Search the data for the word "name" and copy every line that contains it.

## Start

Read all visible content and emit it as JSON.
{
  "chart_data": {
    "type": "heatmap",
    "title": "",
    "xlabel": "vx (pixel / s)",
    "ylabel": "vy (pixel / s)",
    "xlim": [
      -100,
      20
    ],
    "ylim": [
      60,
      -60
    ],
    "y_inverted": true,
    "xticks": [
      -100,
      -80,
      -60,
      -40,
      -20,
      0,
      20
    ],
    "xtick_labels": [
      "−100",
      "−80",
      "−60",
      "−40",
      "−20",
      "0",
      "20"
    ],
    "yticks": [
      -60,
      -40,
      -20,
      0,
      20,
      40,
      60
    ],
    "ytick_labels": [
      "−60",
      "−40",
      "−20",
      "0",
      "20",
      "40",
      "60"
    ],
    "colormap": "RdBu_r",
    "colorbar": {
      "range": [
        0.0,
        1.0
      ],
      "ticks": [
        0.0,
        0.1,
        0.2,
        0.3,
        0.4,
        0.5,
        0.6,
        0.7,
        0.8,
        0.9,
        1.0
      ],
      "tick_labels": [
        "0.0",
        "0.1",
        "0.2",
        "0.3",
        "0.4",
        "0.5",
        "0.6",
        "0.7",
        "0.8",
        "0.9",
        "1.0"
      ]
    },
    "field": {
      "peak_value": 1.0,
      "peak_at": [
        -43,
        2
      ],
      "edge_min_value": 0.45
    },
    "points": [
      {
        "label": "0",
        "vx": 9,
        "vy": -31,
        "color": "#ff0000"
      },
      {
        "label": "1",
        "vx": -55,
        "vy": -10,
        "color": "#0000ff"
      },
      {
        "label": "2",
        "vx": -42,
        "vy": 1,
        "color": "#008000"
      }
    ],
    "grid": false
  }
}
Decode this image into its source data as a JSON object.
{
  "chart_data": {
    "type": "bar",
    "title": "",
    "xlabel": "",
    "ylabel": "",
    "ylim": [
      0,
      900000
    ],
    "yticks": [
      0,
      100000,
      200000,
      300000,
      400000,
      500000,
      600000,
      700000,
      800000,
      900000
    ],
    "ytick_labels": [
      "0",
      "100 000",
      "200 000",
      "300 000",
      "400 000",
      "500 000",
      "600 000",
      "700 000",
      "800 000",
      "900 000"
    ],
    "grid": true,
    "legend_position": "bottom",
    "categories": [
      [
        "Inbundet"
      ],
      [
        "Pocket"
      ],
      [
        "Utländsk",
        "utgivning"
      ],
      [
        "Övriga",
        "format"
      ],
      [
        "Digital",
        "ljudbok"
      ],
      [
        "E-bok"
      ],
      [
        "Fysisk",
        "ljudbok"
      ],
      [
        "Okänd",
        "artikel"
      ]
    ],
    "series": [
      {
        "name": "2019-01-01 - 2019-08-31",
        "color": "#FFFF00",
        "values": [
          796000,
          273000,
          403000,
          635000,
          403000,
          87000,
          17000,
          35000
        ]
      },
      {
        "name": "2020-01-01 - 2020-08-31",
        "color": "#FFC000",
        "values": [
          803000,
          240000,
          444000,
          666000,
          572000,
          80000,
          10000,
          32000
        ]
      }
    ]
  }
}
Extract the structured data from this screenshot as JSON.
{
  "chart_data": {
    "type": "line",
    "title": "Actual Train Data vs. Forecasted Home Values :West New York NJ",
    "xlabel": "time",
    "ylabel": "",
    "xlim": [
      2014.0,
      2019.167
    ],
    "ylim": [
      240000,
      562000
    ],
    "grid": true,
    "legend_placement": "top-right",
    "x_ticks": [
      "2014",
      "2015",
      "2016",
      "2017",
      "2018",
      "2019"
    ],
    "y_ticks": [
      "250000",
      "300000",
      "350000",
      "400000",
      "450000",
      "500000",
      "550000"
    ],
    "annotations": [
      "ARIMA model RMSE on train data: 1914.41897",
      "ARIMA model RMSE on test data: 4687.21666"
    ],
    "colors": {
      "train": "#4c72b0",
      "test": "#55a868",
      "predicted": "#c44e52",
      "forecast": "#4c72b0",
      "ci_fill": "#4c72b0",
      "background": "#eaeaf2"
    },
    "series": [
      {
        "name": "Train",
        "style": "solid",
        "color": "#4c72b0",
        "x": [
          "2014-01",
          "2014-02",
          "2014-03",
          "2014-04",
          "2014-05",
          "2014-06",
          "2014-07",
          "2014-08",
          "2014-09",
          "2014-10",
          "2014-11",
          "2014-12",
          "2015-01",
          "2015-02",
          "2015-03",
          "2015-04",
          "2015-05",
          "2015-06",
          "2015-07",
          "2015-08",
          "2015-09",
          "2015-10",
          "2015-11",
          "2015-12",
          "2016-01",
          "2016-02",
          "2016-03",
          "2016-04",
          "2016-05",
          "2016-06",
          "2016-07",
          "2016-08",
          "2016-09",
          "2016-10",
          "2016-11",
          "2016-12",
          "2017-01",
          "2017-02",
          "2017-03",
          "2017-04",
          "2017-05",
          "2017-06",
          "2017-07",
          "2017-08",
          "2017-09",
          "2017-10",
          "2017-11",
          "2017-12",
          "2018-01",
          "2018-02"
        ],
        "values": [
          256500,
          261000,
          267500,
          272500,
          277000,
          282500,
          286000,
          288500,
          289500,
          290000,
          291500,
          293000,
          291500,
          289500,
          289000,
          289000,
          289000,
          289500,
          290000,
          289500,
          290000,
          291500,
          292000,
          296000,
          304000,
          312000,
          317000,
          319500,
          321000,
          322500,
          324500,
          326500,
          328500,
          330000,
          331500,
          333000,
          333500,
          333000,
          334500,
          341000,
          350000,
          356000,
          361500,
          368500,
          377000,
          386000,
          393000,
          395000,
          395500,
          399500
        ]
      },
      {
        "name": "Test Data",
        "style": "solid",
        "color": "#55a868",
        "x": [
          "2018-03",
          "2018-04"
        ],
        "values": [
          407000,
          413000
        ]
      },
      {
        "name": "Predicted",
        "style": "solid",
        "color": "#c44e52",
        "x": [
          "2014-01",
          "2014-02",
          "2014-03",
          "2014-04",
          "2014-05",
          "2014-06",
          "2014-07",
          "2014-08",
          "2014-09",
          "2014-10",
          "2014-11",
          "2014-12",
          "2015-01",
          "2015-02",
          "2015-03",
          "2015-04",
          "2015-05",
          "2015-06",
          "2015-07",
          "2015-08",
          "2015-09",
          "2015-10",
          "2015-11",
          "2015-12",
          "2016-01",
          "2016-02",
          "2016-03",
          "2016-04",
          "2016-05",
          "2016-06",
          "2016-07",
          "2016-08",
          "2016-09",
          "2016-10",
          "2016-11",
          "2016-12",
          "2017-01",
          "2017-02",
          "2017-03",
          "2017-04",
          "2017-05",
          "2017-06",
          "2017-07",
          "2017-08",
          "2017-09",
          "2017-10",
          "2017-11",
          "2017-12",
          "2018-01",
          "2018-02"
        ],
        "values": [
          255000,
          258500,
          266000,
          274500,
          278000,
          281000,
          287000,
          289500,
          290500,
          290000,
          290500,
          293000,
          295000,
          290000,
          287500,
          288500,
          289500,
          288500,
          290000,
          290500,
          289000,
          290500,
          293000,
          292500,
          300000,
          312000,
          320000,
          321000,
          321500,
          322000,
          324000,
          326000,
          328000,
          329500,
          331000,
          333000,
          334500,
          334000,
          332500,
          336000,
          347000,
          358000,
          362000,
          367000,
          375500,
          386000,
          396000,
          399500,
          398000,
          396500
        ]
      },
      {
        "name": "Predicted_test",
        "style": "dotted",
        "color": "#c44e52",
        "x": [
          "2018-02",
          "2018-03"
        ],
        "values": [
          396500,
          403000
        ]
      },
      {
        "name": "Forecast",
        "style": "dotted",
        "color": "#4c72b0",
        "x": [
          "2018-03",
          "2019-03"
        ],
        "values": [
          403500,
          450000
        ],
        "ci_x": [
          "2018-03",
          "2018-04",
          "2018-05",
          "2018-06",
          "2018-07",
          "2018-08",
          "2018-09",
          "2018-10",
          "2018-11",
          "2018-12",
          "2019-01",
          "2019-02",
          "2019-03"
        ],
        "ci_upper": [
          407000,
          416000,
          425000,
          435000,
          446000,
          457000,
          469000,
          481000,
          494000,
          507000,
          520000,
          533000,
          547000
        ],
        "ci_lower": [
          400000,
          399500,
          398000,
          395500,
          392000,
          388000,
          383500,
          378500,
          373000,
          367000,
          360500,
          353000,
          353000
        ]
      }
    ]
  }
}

## End

# [Reply to the exercise]
        "name": "2019-01-01 - 2019-08-31",
        "name": "2020-01-01 - 2020-08-31",
        "name": "Train",
        "name": "Test Data",
        "name": "Predicted",
        "name": "Predicted_test",
        "name": "Forecast",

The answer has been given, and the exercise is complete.